## DIRECTIONS FOR THIS TASK
Copy every line that mentions the word "value".

---*---

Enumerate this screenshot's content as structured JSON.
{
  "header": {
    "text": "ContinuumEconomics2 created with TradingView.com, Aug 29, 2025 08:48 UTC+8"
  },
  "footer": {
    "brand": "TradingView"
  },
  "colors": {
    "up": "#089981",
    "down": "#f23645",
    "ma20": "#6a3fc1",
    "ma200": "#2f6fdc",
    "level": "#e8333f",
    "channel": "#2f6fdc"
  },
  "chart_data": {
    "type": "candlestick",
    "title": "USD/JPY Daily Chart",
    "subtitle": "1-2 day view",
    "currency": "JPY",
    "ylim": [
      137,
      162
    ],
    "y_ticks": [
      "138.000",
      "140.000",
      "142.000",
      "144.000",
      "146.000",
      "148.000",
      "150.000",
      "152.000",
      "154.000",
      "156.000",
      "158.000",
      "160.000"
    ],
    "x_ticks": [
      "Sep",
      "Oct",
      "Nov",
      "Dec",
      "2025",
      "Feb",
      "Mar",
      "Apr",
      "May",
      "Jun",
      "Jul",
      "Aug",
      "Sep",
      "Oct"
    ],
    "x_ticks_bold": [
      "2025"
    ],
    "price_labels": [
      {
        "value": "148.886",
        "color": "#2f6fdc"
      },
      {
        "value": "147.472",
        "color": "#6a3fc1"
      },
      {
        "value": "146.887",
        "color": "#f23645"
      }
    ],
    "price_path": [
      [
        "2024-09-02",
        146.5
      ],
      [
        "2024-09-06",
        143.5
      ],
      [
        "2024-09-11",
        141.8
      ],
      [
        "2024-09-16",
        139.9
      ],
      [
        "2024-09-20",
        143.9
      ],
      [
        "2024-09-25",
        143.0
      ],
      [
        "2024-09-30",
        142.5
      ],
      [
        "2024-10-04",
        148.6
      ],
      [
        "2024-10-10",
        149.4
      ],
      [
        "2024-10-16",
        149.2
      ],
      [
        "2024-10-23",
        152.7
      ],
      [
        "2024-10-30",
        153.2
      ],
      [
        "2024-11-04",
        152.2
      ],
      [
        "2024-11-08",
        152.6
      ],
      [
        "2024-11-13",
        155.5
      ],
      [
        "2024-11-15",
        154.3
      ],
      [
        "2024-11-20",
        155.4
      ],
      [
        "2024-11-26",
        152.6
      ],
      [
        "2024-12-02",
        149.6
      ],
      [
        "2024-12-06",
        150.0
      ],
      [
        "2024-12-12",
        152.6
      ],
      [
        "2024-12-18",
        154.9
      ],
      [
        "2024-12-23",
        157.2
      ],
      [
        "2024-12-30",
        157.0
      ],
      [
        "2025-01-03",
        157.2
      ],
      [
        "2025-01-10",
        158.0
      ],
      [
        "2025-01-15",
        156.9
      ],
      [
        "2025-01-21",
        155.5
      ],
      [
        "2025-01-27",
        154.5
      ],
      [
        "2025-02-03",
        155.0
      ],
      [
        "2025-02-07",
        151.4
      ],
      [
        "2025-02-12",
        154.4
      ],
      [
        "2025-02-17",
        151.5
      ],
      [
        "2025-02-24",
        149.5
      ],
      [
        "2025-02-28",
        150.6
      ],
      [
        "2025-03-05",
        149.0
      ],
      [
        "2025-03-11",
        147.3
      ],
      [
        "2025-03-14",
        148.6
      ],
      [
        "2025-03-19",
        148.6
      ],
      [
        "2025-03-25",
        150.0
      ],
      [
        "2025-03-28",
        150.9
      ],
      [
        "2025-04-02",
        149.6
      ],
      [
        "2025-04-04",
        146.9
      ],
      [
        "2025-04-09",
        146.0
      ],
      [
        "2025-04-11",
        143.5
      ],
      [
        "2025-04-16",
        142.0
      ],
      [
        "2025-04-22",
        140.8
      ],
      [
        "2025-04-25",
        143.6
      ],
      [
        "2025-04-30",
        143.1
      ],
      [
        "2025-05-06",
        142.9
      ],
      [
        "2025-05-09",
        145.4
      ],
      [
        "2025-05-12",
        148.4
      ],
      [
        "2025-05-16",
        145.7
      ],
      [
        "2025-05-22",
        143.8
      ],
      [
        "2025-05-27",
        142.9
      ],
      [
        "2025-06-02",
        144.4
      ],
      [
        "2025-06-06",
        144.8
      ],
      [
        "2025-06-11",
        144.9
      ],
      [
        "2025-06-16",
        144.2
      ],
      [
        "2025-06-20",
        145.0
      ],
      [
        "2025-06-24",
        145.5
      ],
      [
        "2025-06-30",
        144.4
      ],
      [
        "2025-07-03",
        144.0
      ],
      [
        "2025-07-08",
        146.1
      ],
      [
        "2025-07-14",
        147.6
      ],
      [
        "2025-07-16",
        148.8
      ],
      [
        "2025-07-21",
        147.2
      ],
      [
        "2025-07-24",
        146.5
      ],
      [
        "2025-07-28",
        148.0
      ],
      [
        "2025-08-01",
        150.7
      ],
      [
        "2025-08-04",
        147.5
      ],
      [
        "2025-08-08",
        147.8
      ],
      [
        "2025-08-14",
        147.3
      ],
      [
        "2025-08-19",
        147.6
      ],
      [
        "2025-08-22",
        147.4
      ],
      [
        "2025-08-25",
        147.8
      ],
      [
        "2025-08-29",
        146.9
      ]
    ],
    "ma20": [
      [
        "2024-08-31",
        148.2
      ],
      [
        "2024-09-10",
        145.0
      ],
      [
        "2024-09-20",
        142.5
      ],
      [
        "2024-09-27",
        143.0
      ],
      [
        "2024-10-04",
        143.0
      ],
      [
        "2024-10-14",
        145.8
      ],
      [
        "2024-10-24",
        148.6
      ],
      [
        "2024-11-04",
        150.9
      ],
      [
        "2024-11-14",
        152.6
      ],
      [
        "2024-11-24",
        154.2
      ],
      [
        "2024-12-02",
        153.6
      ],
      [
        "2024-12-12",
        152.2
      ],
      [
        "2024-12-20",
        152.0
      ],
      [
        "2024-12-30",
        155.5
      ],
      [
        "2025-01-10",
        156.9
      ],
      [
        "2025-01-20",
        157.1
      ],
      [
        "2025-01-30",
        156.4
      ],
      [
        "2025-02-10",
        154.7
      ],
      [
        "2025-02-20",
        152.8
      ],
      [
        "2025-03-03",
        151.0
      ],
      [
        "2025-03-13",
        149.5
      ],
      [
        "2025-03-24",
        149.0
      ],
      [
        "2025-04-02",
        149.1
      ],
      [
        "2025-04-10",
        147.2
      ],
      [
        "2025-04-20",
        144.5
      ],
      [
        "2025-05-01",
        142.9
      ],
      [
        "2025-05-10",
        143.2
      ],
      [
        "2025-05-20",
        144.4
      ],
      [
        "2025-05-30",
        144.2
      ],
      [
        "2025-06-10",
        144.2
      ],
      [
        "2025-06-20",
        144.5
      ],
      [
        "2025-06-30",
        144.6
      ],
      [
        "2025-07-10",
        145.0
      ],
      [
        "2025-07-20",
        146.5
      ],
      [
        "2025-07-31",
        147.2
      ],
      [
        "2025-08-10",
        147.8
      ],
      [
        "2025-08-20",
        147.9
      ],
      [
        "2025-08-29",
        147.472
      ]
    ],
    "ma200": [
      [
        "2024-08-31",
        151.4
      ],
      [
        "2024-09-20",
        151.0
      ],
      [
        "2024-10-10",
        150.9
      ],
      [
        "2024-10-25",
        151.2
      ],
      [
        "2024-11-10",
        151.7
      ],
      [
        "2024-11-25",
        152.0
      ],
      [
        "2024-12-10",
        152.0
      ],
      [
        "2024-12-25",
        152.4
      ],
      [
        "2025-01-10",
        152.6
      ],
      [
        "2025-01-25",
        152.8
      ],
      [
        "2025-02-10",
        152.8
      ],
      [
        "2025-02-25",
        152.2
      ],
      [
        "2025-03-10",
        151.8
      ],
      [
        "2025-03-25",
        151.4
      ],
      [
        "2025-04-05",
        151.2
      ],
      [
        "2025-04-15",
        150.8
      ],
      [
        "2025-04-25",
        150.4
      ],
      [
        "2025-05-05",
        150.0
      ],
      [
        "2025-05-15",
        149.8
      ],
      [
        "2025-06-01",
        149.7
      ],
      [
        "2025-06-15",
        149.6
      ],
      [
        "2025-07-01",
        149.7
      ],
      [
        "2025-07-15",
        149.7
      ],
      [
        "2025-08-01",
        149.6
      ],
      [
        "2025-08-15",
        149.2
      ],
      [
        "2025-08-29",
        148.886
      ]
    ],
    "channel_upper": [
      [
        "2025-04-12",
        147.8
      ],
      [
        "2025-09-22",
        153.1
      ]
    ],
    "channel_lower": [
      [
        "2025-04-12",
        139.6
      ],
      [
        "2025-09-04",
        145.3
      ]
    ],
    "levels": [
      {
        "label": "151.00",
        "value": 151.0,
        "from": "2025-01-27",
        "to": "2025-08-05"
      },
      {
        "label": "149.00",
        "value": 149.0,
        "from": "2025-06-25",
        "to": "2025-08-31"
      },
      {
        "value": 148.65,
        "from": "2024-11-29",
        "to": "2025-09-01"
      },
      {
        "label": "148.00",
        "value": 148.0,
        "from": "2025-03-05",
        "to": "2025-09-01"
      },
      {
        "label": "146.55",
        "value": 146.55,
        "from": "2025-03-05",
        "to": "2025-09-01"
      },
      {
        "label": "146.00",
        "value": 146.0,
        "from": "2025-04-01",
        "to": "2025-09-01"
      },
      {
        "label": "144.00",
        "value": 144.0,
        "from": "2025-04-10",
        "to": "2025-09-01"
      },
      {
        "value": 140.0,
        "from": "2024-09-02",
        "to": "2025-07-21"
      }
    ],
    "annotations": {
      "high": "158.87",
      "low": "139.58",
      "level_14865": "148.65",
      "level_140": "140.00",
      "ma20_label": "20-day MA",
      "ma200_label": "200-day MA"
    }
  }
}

---*---

## RESULT OF THIS TASK
        "value": "148.886",
        "value": "147.472",
        "value": "146.887",
        "value": 151.0,
        "value": 149.0,
        "value": 148.65,
        "value": 148.0,
        "value": 146.55,
        "value": 146.0,
        "value": 144.0,
        "value": 140.0,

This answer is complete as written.